_Extracto seleccionado_
Menos costos, más beneficios
A poco más de un año de la reforma del sistema previsional argentino, vale la pena reflexionar sobre sus resultados, sobre sus perspectivas.
En primer lugar, hay que decir que dicha reforma corona el esfuerzo del gobierno nacional por modificar el rumbo de una política pública que llevó al deterioro y desfinanciamiento del sistema en los 80’, a la privatización de la gestión previsional de los 90’ y a su posterior crisis. Los principales hitos de esta transformación fueron tres: la política de inclusión previsional que otorgó cerca de 1.5 millones de beneficios (Dto. 1454/05 y otros); el aumento del haber mínimo y la promulgación de la ley de movilidad o reajuste de los haberes previsionales (Ley 26.417); y la más importante, la eliminación del ex régimen de capitalización y la instauración de un régimen único, basado en un sistema público de reparto (Ley 26.425).

_Datos mostrados_
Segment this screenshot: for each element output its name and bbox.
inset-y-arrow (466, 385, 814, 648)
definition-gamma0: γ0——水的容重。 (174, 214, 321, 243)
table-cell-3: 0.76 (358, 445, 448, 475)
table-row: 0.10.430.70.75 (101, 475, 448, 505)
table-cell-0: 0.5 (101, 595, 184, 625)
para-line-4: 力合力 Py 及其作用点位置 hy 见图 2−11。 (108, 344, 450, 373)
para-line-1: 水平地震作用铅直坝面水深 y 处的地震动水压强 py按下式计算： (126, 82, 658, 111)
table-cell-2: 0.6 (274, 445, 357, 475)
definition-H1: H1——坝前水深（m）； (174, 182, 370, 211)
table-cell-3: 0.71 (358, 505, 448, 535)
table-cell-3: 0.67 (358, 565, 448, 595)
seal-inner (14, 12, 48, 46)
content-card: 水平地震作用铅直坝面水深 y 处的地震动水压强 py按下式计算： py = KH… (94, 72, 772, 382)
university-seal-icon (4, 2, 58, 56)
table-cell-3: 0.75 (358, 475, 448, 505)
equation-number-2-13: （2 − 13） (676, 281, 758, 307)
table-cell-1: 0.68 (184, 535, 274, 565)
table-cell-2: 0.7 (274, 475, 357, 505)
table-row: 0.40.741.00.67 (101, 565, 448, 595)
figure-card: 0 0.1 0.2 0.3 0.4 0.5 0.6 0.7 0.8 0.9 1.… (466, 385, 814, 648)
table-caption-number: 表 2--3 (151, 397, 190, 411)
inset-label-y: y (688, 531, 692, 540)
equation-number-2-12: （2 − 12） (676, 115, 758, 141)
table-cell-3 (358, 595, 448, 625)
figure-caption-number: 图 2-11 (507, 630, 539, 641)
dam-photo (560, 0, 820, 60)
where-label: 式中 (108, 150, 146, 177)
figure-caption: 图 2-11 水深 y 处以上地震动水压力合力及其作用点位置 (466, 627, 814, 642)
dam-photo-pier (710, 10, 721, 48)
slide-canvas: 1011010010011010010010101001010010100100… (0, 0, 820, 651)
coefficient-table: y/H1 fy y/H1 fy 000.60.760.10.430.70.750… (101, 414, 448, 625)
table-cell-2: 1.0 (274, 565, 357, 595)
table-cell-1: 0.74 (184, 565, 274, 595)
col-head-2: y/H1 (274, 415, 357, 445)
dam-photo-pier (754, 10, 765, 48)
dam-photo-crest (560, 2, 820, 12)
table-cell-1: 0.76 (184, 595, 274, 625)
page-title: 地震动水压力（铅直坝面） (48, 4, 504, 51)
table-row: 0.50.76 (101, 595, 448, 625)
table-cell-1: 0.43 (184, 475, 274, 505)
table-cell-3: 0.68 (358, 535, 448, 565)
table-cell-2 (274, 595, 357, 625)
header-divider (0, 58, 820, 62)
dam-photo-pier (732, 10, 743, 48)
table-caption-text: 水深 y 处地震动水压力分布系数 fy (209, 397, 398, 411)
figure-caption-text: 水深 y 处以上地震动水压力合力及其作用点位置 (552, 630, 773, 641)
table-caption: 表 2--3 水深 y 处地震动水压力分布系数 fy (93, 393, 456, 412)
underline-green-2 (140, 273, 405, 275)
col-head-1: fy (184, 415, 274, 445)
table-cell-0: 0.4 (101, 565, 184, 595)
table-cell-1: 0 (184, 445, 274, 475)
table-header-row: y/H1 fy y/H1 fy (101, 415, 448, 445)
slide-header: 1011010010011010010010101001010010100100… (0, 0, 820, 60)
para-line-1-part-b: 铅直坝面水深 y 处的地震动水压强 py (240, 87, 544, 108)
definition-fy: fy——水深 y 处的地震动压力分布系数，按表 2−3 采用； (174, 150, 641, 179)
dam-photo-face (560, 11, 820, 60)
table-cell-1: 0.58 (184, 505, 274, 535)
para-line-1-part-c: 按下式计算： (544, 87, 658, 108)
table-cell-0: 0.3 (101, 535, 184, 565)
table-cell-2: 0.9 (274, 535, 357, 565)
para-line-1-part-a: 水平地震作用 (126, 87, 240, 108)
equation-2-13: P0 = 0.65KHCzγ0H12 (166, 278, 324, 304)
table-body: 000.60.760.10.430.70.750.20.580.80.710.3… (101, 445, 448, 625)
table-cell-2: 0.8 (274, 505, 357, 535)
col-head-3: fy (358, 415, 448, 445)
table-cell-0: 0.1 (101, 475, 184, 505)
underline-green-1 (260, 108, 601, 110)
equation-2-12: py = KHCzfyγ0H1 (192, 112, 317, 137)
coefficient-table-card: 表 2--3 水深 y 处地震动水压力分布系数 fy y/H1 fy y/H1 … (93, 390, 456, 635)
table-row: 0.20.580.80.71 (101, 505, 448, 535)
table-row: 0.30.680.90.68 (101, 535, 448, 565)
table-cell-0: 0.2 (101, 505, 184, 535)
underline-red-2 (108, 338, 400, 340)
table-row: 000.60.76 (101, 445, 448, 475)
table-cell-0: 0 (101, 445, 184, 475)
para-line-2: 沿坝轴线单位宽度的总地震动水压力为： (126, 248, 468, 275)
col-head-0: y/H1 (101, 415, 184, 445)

* * *

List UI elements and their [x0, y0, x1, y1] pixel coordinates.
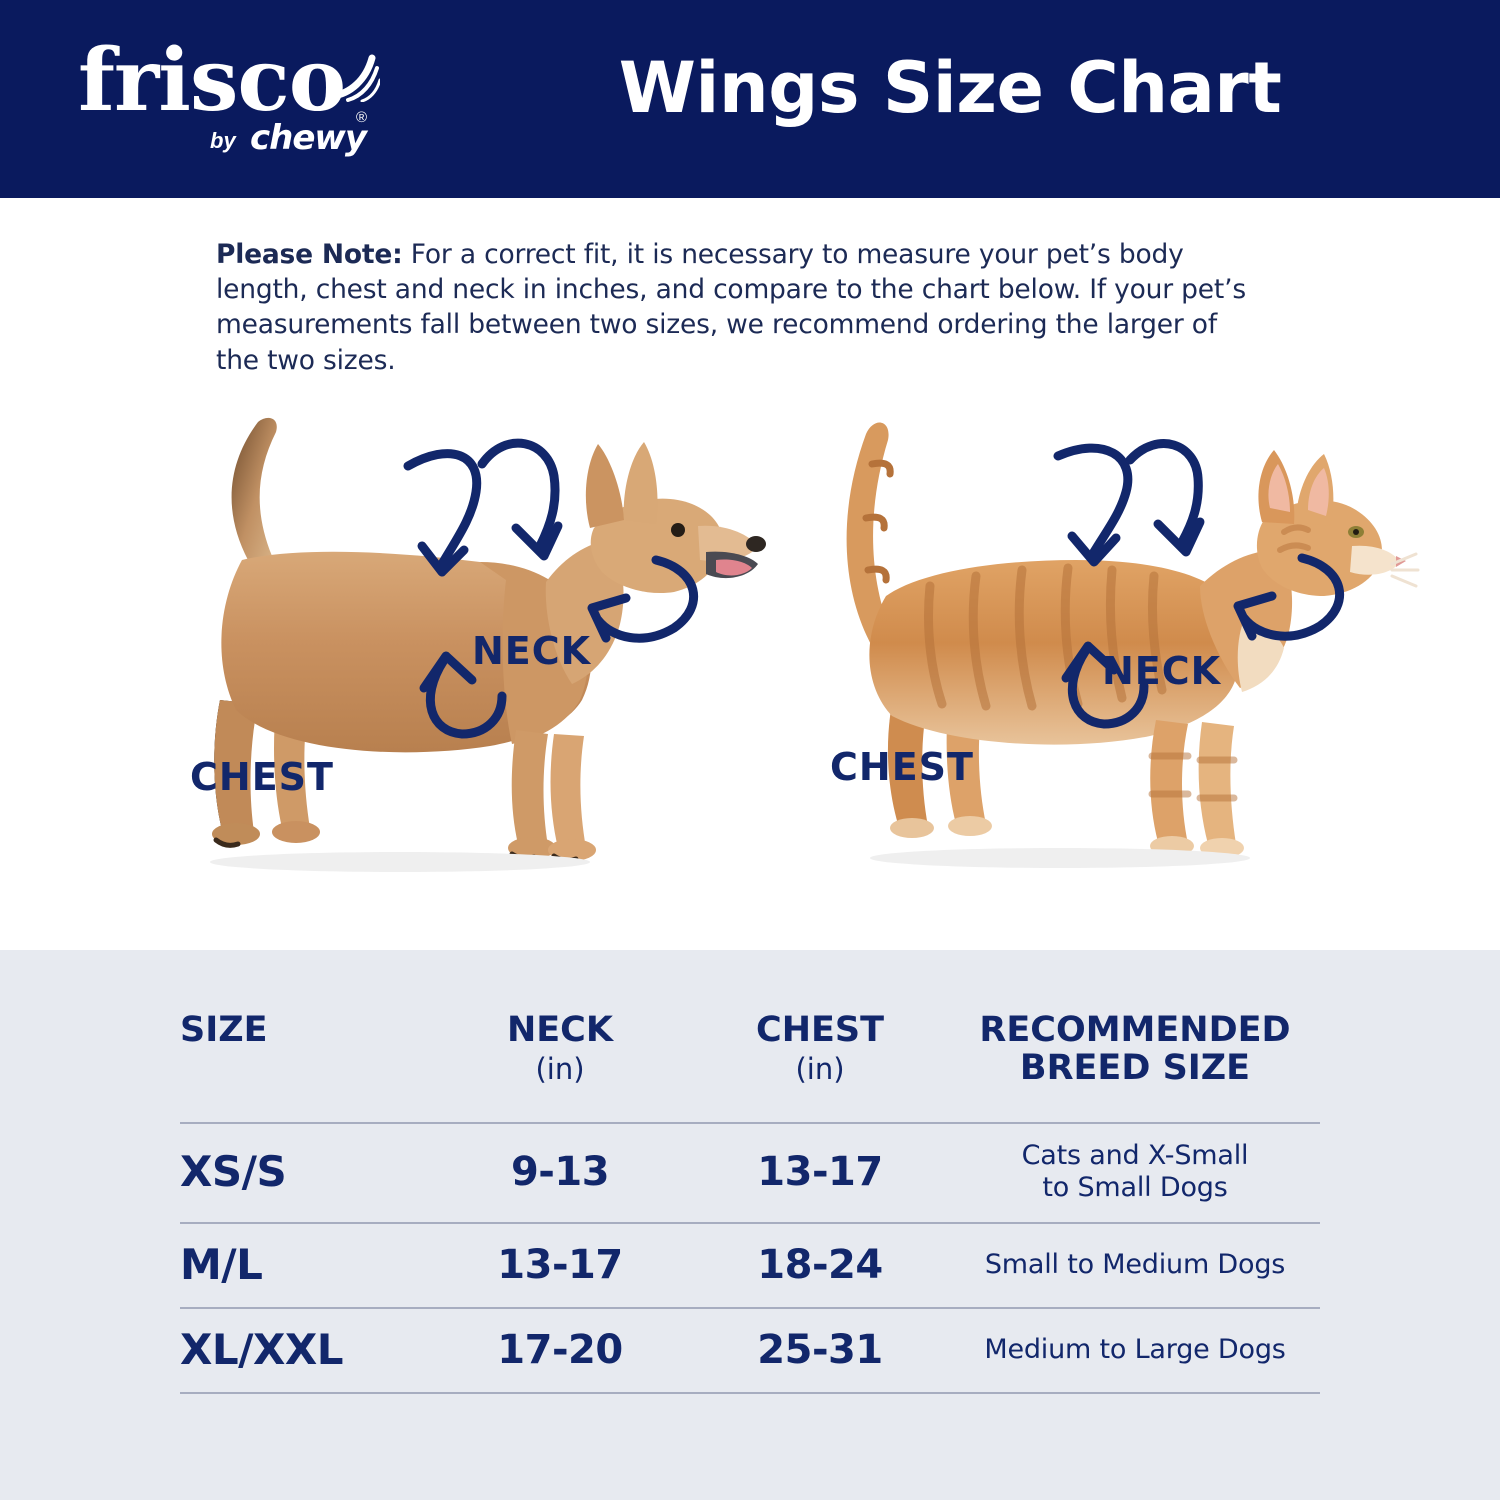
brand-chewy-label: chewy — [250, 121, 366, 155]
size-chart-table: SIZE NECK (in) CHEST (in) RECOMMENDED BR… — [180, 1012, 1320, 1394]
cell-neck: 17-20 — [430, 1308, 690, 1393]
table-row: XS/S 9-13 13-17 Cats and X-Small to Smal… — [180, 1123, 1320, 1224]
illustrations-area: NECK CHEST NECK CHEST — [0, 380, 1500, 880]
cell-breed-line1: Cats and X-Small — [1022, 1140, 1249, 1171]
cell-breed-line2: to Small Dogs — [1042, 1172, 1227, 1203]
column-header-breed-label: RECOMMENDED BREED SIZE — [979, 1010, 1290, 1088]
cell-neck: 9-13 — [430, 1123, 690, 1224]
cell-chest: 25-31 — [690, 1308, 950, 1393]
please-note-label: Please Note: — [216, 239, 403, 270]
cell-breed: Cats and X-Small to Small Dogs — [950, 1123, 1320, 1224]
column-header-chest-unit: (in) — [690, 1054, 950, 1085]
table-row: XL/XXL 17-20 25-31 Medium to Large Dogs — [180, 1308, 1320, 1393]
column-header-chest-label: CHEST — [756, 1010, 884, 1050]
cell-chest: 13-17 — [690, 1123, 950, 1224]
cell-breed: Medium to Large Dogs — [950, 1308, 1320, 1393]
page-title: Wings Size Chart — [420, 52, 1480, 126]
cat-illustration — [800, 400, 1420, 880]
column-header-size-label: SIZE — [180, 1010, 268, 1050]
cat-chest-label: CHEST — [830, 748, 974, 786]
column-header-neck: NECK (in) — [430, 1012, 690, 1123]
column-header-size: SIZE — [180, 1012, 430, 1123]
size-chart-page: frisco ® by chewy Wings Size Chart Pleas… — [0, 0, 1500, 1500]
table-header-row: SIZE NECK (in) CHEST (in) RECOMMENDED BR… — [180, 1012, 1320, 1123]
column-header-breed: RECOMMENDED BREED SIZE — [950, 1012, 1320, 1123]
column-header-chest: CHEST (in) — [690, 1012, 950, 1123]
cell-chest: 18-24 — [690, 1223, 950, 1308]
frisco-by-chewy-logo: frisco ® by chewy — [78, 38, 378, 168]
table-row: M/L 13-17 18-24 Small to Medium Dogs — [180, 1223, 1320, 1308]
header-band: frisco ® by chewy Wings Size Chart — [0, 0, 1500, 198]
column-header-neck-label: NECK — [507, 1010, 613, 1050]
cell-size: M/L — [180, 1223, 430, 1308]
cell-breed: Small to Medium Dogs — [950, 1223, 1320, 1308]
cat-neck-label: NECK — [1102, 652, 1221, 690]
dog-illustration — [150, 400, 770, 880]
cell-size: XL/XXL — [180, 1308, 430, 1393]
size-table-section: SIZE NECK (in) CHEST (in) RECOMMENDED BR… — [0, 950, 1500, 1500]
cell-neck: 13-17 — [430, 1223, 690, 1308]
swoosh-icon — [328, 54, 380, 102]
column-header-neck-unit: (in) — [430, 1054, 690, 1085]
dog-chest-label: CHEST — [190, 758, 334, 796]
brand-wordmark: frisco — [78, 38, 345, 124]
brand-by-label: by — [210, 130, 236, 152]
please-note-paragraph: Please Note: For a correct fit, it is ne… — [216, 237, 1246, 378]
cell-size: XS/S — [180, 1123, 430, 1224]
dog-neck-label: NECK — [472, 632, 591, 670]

* * *

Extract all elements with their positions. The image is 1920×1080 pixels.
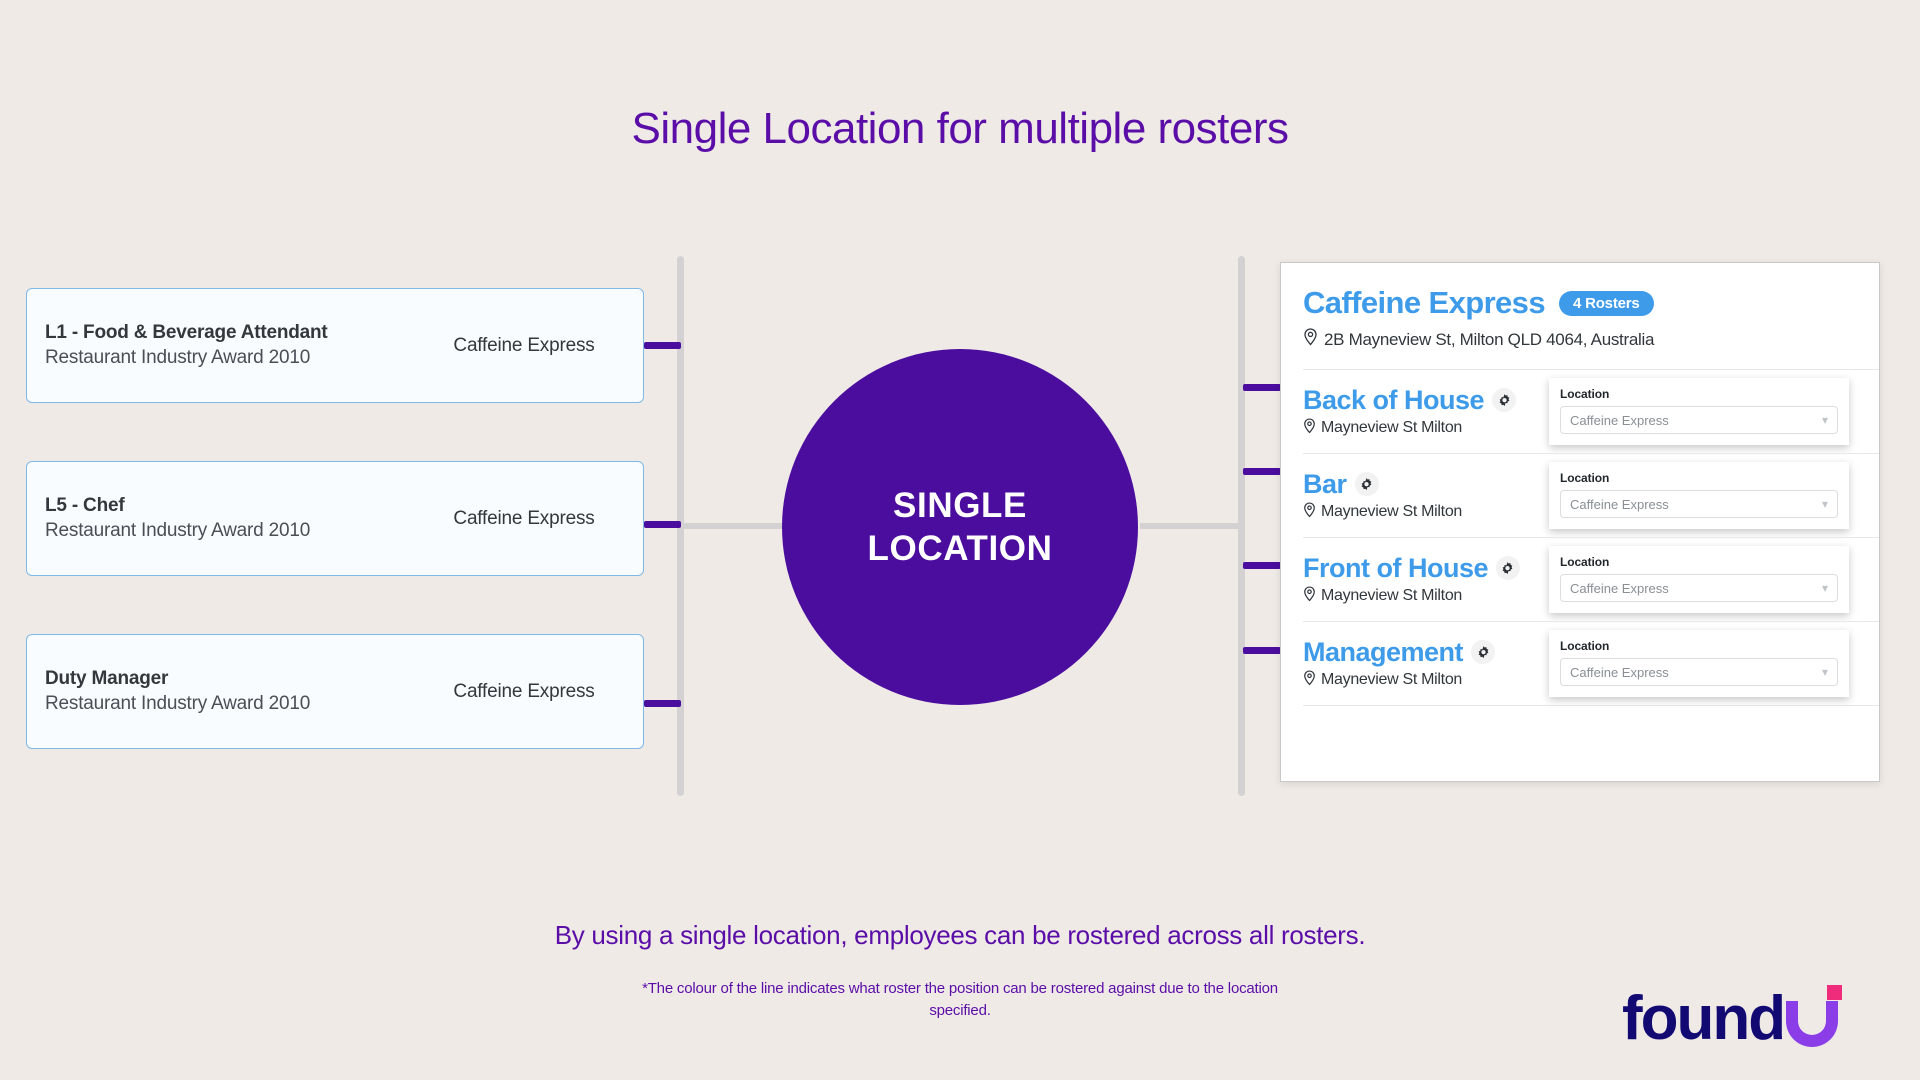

_Las tareas_
• 1. Indica si cada afirmación concuerda con el extracto sobre la reforma previsional y responde sí o no, citando textualmente las palabras que lo deciden: (a) la política de inclusión previsional otorgó cerca de 1.5 millones de beneficios; (b) la privatización de la gestión previsional se produjo en los 80’; (c) la Ley 26.425 instauró un régimen basado en la capitalización.
• 2. Pasa a una lista JSON de cadenas, con una cadena por línea y sin líneas en blanco, todo el listado desde la línea que contiene "Segment this screenshot: for" hasta la que contiene "table-row: 0.10.430.70.75 (101, 475, 448, 505)", incluidas ambas.
El extracto y el listado provienen de fuentes distintas.

_Resultados esperados_
• 1.
(a) Sí: "la política de inclusión previsional que otorgó cerca de 1.5 millones de beneficios".
(b) No: "a la privatización de la gestión previsional de los 90’".
(c) No: "la eliminación del ex régimen de capitalización y la instauración de un régimen único, basado en un sistema público de reparto (Ley 26.425)".

• 2.
[
  "Segment this screenshot: for each element output its name and bbox.",
  "inset-y-arrow (466, 385, 814, 648)",
  "definition-gamma0: γ0——水的容重。 (174, 214, 321, 243)",
  "table-cell-3: 0.76 (358, 445, 448, 475)",
  "table-row: 0.10.430.70.75 (101, 475, 448, 505)"
]